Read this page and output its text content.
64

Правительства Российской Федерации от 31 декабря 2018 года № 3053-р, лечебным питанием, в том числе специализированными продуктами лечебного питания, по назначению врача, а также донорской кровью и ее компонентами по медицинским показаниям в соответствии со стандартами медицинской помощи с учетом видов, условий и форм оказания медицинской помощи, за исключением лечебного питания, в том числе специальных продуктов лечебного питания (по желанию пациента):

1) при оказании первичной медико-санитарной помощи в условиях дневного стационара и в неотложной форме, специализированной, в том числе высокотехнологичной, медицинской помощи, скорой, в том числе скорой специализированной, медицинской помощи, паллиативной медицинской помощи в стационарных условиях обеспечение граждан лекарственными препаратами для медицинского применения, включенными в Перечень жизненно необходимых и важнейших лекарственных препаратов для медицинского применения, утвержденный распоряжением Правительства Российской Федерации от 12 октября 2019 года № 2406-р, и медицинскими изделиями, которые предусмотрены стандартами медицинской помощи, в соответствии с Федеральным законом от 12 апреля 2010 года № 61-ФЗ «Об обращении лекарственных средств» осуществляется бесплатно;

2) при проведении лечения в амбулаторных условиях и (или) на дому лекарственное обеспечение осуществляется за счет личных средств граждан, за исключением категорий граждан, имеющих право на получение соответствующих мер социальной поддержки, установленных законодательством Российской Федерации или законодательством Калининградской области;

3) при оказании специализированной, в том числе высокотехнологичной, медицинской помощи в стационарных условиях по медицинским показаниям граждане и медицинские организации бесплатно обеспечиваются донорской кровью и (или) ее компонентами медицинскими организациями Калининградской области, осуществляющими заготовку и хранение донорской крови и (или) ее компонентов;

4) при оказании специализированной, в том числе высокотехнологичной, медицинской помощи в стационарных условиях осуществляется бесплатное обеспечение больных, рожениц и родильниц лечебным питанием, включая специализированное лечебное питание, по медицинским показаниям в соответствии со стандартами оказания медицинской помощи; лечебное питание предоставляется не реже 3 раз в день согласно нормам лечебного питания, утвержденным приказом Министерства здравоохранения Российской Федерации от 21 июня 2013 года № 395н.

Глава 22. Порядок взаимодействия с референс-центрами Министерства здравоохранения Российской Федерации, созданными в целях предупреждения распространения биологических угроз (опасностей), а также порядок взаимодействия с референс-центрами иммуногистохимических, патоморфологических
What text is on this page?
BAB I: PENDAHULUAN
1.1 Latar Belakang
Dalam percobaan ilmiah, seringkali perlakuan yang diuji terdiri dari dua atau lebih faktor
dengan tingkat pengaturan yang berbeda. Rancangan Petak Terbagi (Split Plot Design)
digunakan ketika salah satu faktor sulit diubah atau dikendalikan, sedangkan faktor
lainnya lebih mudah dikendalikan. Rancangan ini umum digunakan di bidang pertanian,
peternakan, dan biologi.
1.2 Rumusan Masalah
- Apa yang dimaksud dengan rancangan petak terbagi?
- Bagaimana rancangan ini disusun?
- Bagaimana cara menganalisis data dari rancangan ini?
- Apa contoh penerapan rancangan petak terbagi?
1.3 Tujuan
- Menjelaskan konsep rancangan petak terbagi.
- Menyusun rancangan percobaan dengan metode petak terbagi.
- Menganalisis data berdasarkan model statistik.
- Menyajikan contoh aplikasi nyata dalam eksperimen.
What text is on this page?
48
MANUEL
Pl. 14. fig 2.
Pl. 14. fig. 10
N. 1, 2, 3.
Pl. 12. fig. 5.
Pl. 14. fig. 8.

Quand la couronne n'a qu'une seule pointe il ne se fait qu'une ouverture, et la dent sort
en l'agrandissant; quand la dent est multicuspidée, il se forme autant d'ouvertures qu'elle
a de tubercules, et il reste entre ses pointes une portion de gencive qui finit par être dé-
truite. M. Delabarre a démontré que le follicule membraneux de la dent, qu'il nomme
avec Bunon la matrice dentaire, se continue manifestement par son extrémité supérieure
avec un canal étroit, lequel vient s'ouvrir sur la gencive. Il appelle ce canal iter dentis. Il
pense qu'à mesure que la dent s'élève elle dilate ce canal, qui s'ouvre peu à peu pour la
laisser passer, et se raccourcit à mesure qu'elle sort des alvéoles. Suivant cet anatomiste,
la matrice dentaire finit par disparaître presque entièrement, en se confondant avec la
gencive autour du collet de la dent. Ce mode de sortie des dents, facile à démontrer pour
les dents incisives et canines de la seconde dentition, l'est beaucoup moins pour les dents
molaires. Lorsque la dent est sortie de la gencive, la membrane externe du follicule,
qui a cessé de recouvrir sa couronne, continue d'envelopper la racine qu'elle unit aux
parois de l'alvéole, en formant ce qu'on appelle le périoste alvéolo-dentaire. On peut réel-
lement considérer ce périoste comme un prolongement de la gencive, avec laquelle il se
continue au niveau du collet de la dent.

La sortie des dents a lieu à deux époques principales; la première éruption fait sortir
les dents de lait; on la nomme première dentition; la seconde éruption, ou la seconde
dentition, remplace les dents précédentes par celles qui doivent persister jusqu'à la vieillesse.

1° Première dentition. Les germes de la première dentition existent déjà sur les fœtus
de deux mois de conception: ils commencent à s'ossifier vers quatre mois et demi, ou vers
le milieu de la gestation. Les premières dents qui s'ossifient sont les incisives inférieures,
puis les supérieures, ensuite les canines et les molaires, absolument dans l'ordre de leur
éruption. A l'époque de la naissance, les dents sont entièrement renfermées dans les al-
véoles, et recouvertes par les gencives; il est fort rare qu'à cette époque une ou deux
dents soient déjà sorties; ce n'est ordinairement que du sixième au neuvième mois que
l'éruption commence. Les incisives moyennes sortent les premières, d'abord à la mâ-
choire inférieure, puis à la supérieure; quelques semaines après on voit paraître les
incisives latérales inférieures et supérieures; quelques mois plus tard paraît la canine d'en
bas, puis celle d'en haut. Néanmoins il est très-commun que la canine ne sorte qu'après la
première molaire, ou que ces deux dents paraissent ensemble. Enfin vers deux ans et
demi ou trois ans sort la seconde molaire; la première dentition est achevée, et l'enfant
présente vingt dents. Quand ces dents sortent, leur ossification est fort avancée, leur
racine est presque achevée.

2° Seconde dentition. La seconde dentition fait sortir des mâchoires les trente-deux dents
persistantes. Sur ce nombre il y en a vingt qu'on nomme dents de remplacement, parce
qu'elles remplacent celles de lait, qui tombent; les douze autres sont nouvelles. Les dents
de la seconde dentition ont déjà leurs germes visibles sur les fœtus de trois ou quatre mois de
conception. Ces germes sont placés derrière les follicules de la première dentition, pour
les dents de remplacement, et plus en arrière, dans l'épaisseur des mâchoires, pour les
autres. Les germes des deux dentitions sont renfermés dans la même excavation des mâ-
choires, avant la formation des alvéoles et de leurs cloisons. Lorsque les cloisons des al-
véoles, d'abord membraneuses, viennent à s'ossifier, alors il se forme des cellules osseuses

- DIRECTIVE
Give back all the data exactly as written.

- TASK OUTPUT
Read this page and output its text content.
64

Правительства Российской Федерации от 31 декабря 2018 года № 3053-р, лечебным питанием, в том числе специализированными продуктами лечебного питания, по назначению врача, а также донорской кровью и ее компонентами по медицинским показаниям в соответствии со стандартами медицинской помощи с учетом видов, условий и форм оказания медицинской помощи, за исключением лечебного питания, в том числе специальных продуктов лечебного питания (по желанию пациента):

1) при оказании первичной медико-санитарной помощи в условиях дневного стационара и в неотложной форме, специализированной, в том числе высокотехнологичной, медицинской помощи, скорой, в том числе скорой специализированной, медицинской помощи, паллиативной медицинской помощи в стационарных условиях обеспечение граждан лекарственными препаратами для медицинского применения, включенными в Перечень жизненно необходимых и важнейших лекарственных препаратов для медицинского применения, утвержденный распоряжением Правительства Российской Федерации от 12 октября 2019 года № 2406-р, и медицинскими изделиями, которые предусмотрены стандартами медицинской помощи, в соответствии с Федеральным законом от 12 апреля 2010 года № 61-ФЗ «Об обращении лекарственных средств» осуществляется бесплатно;

2) при проведении лечения в амбулаторных условиях и (или) на дому лекарственное обеспечение осуществляется за счет личных средств граждан, за исключением категорий граждан, имеющих право на получение соответствующих мер социальной поддержки, установленных законодательством Российской Федерации или законодательством Калининградской области;

3) при оказании специализированной, в том числе высокотехнологичной, медицинской помощи в стационарных условиях по медицинским показаниям граждане и медицинские организации бесплатно обеспечиваются донорской кровью и (или) ее компонентами медицинскими организациями Калининградской области, осуществляющими заготовку и хранение донорской крови и (или) ее компонентов;

4) при оказании специализированной, в том числе высокотехнологичной, медицинской помощи в стационарных условиях осуществляется бесплатное обеспечение больных, рожениц и родильниц лечебным питанием, включая специализированное лечебное питание, по медицинским показаниям в соответствии со стандартами оказания медицинской помощи; лечебное питание предоставляется не реже 3 раз в день согласно нормам лечебного питания, утвержденным приказом Министерства здравоохранения Российской Федерации от 21 июня 2013 года № 395н.

Глава 22. Порядок взаимодействия с референс-центрами Министерства здравоохранения Российской Федерации, созданными в целях предупреждения распространения биологических угроз (опасностей), а также порядок взаимодействия с референс-центрами иммуногистохимических, патоморфологических
What text is on this page?
BAB I: PENDAHULUAN
1.1 Latar Belakang
Dalam percobaan ilmiah, seringkali perlakuan yang diuji terdiri dari dua atau lebih faktor
dengan tingkat pengaturan yang berbeda. Rancangan Petak Terbagi (Split Plot Design)
digunakan ketika salah satu faktor sulit diubah atau dikendalikan, sedangkan faktor
lainnya lebih mudah dikendalikan. Rancangan ini umum digunakan di bidang pertanian,
peternakan, dan biologi.
1.2 Rumusan Masalah
- Apa yang dimaksud dengan rancangan petak terbagi?
- Bagaimana rancangan ini disusun?
- Bagaimana cara menganalisis data dari rancangan ini?
- Apa contoh penerapan rancangan petak terbagi?
1.3 Tujuan
- Menjelaskan konsep rancangan petak terbagi.
- Menyusun rancangan percobaan dengan metode petak terbagi.
- Menganalisis data berdasarkan model statistik.
- Menyajikan contoh aplikasi nyata dalam eksperimen.
What text is on this page?
48
MANUEL
Pl. 14. fig 2.
Pl. 14. fig. 10
N. 1, 2, 3.
Pl. 12. fig. 5.
Pl. 14. fig. 8.

Quand la couronne n'a qu'une seule pointe il ne se fait qu'une ouverture, et la dent sort
en l'agrandissant; quand la dent est multicuspidée, il se forme autant d'ouvertures qu'elle
a de tubercules, et il reste entre ses pointes une portion de gencive qui finit par être dé-
truite. M. Delabarre a démontré que le follicule membraneux de la dent, qu'il nomme
avec Bunon la matrice dentaire, se continue manifestement par son extrémité supérieure
avec un canal étroit, lequel vient s'ouvrir sur la gencive. Il appelle ce canal iter dentis. Il
pense qu'à mesure que la dent s'élève elle dilate ce canal, qui s'ouvre peu à peu pour la
laisser passer, et se raccourcit à mesure qu'elle sort des alvéoles. Suivant cet anatomiste,
la matrice dentaire finit par disparaître presque entièrement, en se confondant avec la
gencive autour du collet de la dent. Ce mode de sortie des dents, facile à démontrer pour
les dents incisives et canines de la seconde dentition, l'est beaucoup moins pour les dents
molaires. Lorsque la dent est sortie de la gencive, la membrane externe du follicule,
qui a cessé de recouvrir sa couronne, continue d'envelopper la racine qu'elle unit aux
parois de l'alvéole, en formant ce qu'on appelle le périoste alvéolo-dentaire. On peut réel-
lement considérer ce périoste comme un prolongement de la gencive, avec laquelle il se
continue au niveau du collet de la dent.

La sortie des dents a lieu à deux époques principales; la première éruption fait sortir
les dents de lait; on la nomme première dentition; la seconde éruption, ou la seconde
dentition, remplace les dents précédentes par celles qui doivent persister jusqu'à la vieillesse.

1° Première dentition. Les germes de la première dentition existent déjà sur les fœtus
de deux mois de conception: ils commencent à s'ossifier vers quatre mois et demi, ou vers
le milieu de la gestation. Les premières dents qui s'ossifient sont les incisives inférieures,
puis les supérieures, ensuite les canines et les molaires, absolument dans l'ordre de leur
éruption. A l'époque de la naissance, les dents sont entièrement renfermées dans les al-
véoles, et recouvertes par les gencives; il est fort rare qu'à cette époque une ou deux
dents soient déjà sorties; ce n'est ordinairement que du sixième au neuvième mois que
l'éruption commence. Les incisives moyennes sortent les premières, d'abord à la mâ-
choire inférieure, puis à la supérieure; quelques semaines après on voit paraître les
incisives latérales inférieures et supérieures; quelques mois plus tard paraît la canine d'en
bas, puis celle d'en haut. Néanmoins il est très-commun que la canine ne sorte qu'après la
première molaire, ou que ces deux dents paraissent ensemble. Enfin vers deux ans et
demi ou trois ans sort la seconde molaire; la première dentition est achevée, et l'enfant
présente vingt dents. Quand ces dents sortent, leur ossification est fort avancée, leur
racine est presque achevée.

2° Seconde dentition. La seconde dentition fait sortir des mâchoires les trente-deux dents
persistantes. Sur ce nombre il y en a vingt qu'on nomme dents de remplacement, parce
qu'elles remplacent celles de lait, qui tombent; les douze autres sont nouvelles. Les dents
de la seconde dentition ont déjà leurs germes visibles sur les fœtus de trois ou quatre mois de
conception. Ces germes sont placés derrière les follicules de la première dentition, pour
les dents de remplacement, et plus en arrière, dans l'épaisseur des mâchoires, pour les
autres. Les germes des deux dentitions sont renfermés dans la même excavation des mâ-
choires, avant la formation des alvéoles et de leurs cloisons. Lorsque les cloisons des al-
véoles, d'abord membraneuses, viennent à s'ossifier, alors il se forme des cellules osseuses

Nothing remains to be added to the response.